_What the task requires:_ Copy out the listing that follows exactly, dropping every picture.

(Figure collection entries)
_ _ _
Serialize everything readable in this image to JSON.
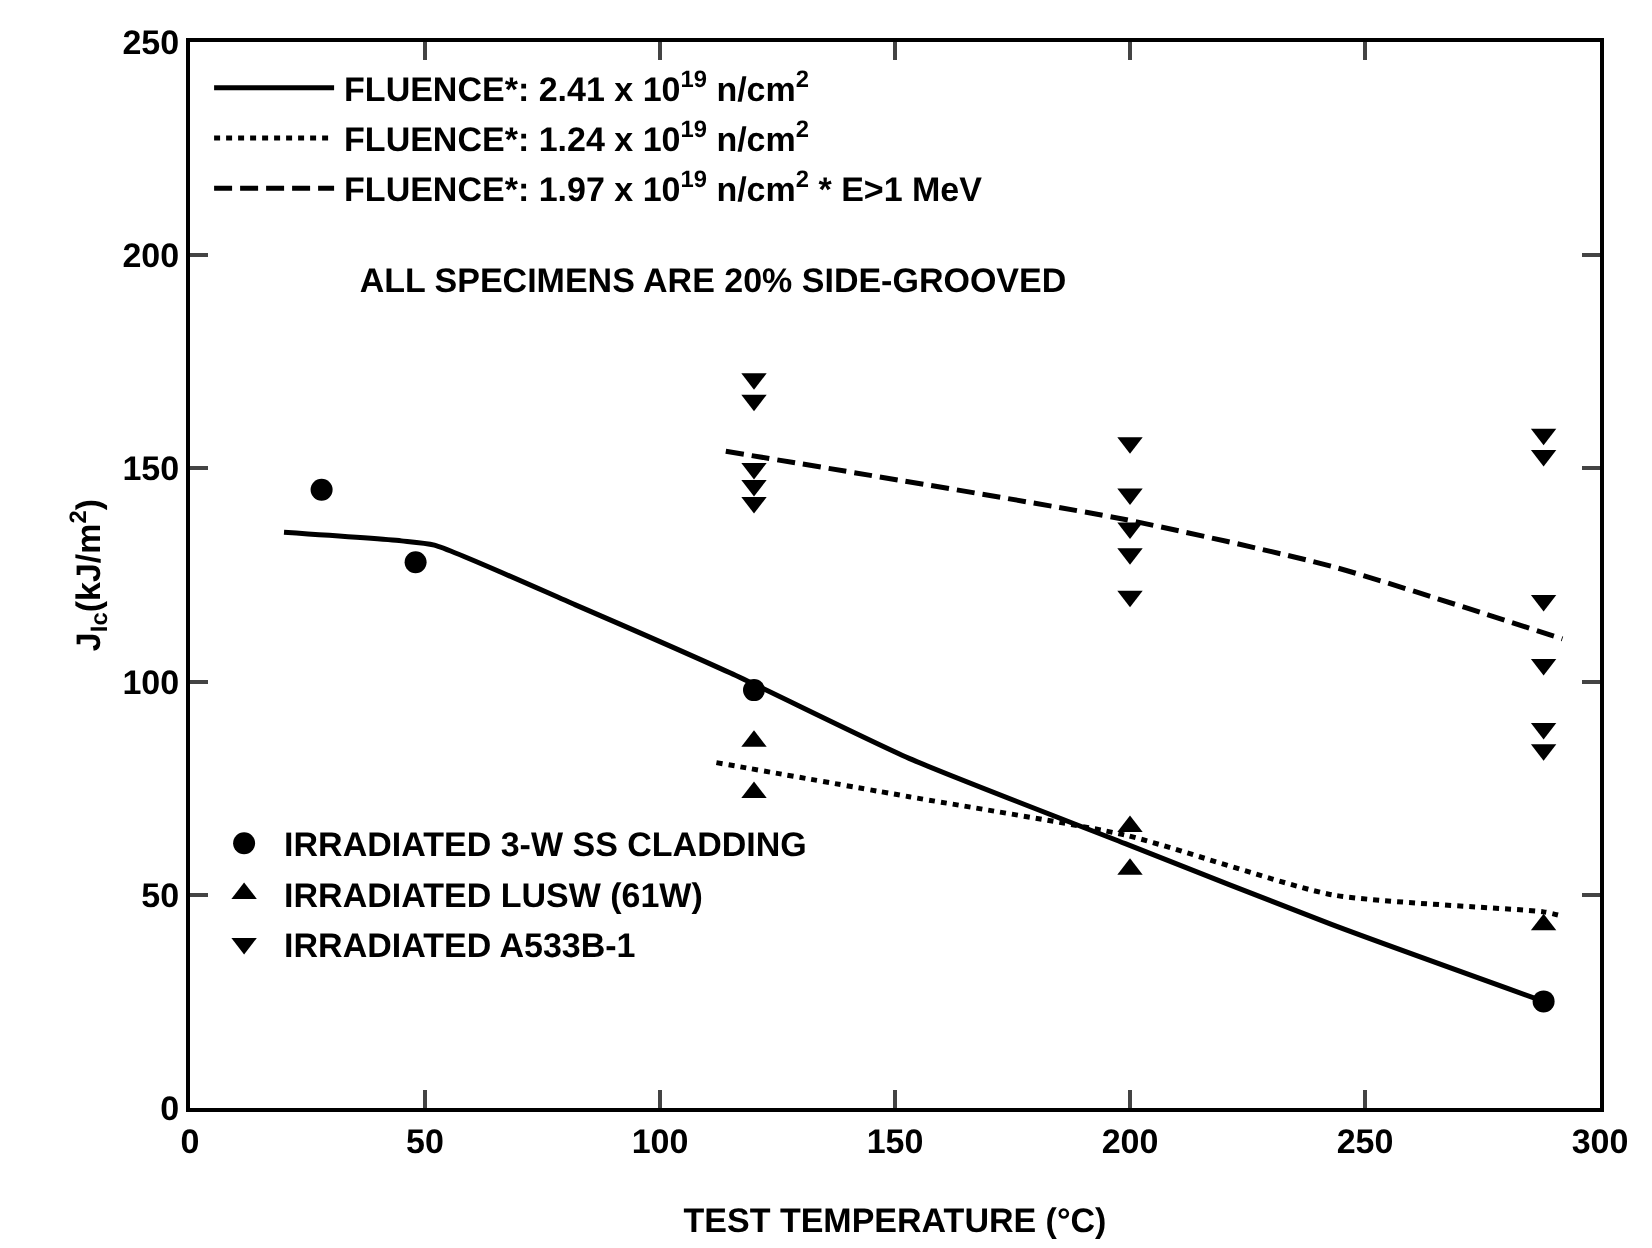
{
  "chart_data": {
    "type": "scatter",
    "xlabel": "TEST TEMPERATURE (°C)",
    "ylabel": "J$_{Ic}$(kJ/m$^{2}$)",
    "xlim": [
      0,
      300
    ],
    "xticks": [
      0,
      50,
      100,
      150,
      200,
      250,
      300
    ],
    "ylim": [
      0,
      250
    ],
    "yticks": [
      0,
      50,
      100,
      150,
      200,
      250
    ],
    "grid": false,
    "legend": "top left",
    "annotations": [
      "ALL SPECIMENS ARE 20% SIDE-GROOVED"
    ],
    "series": [
      {
        "name": "FLUENCE*: 2.41 x 10$^{19}$ n/cm$^{2}$",
        "type": "line",
        "line_style": "solid",
        "marker": "none",
        "color": "#000000",
        "x": [
          20,
          45,
          52,
          82,
          115,
          153,
          199,
          243,
          288
        ],
        "values": [
          135,
          133,
          132,
          118,
          102,
          82,
          62,
          43,
          25
        ]
      },
      {
        "name": "FLUENCE*: 1.24 x 10$^{19}$ n/cm$^{2}$",
        "type": "line",
        "line_style": "dotted",
        "marker": "none",
        "color": "#000000",
        "x": [
          112,
          153,
          199,
          243,
          288,
          292
        ],
        "values": [
          81,
          73,
          64,
          50,
          46,
          45
        ]
      },
      {
        "name": "FLUENCE*: 1.97 x 10$^{19}$ n/cm$^{2}$ * E>1 MeV",
        "type": "line",
        "line_style": "dashed",
        "marker": "none",
        "color": "#000000",
        "x": [
          114,
          199,
          243,
          292
        ],
        "values": [
          154,
          138,
          127,
          110
        ]
      },
      {
        "name": "IRRADIATED 3-W SS CLADDING",
        "marker": "circle",
        "color": "#000000",
        "x": [
          28,
          48,
          120,
          288
        ],
        "values": [
          145,
          128,
          98,
          25
        ]
      },
      {
        "name": "IRRADIATED LUSW (61W)",
        "marker": "triangle",
        "color": "#000000",
        "x": [
          120,
          120,
          200,
          200,
          288
        ],
        "values": [
          86,
          74,
          66,
          56,
          43
        ]
      },
      {
        "name": "IRRADIATED A533B-1",
        "marker": "triangle-down",
        "color": "#000000",
        "x": [
          120,
          120,
          120,
          120,
          120,
          200,
          200,
          200,
          200,
          200,
          288,
          288,
          288,
          288,
          288,
          288
        ],
        "values": [
          171,
          166,
          150,
          146,
          142,
          156,
          144,
          136,
          130,
          120,
          158,
          153,
          119,
          104,
          89,
          84
        ]
      }
    ]
  }
}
_ _ _
_Solution for this problem:_
Serialize everything readable in this image to JSON.
{
  "chart_data": {
    "type": "scatter",
    "xlabel": "TEST TEMPERATURE (°C)",
    "ylabel": "J$_{Ic}$(kJ/m$^{2}$)",
    "xlim": [
      0,
      300
    ],
    "xticks": [
      0,
      50,
      100,
      150,
      200,
      250,
      300
    ],
    "ylim": [
      0,
      250
    ],
    "yticks": [
      0,
      50,
      100,
      150,
      200,
      250
    ],
    "grid": false,
    "legend": "top left",
    "annotations": [
      "ALL SPECIMENS ARE 20% SIDE-GROOVED"
    ],
    "series": [
      {
        "name": "FLUENCE*: 2.41 x 10$^{19}$ n/cm$^{2}$",
        "type": "line",
        "line_style": "solid",
        "marker": "none",
        "color": "#000000",
        "x": [
          20,
          45,
          52,
          82,
          115,
          153,
          199,
          243,
          288
        ],
        "values": [
          135,
          133,
          132,
          118,
          102,
          82,
          62,
          43,
          25
        ]
      },
      {
        "name": "FLUENCE*: 1.24 x 10$^{19}$ n/cm$^{2}$",
        "type": "line",
        "line_style": "dotted",
        "marker": "none",
        "color": "#000000",
        "x": [
          112,
          153,
          199,
          243,
          288,
          292
        ],
        "values": [
          81,
          73,
          64,
          50,
          46,
          45
        ]
      },
      {
        "name": "FLUENCE*: 1.97 x 10$^{19}$ n/cm$^{2}$ * E>1 MeV",
        "type": "line",
        "line_style": "dashed",
        "marker": "none",
        "color": "#000000",
        "x": [
          114,
          199,
          243,
          292
        ],
        "values": [
          154,
          138,
          127,
          110
        ]
      },
      {
        "name": "IRRADIATED 3-W SS CLADDING",
        "marker": "circle",
        "color": "#000000",
        "x": [
          28,
          48,
          120,
          288
        ],
        "values": [
          145,
          128,
          98,
          25
        ]
      },
      {
        "name": "IRRADIATED LUSW (61W)",
        "marker": "triangle",
        "color": "#000000",
        "x": [
          120,
          120,
          200,
          200,
          288
        ],
        "values": [
          86,
          74,
          66,
          56,
          43
        ]
      },
      {
        "name": "IRRADIATED A533B-1",
        "marker": "triangle-down",
        "color": "#000000",
        "x": [
          120,
          120,
          120,
          120,
          120,
          200,
          200,
          200,
          200,
          200,
          288,
          288,
          288,
          288,
          288,
          288
        ],
        "values": [
          171,
          166,
          150,
          146,
          142,
          156,
          144,
          136,
          130,
          120,
          158,
          153,
          119,
          104,
          89,
          84
        ]
      }
    ]
  }
}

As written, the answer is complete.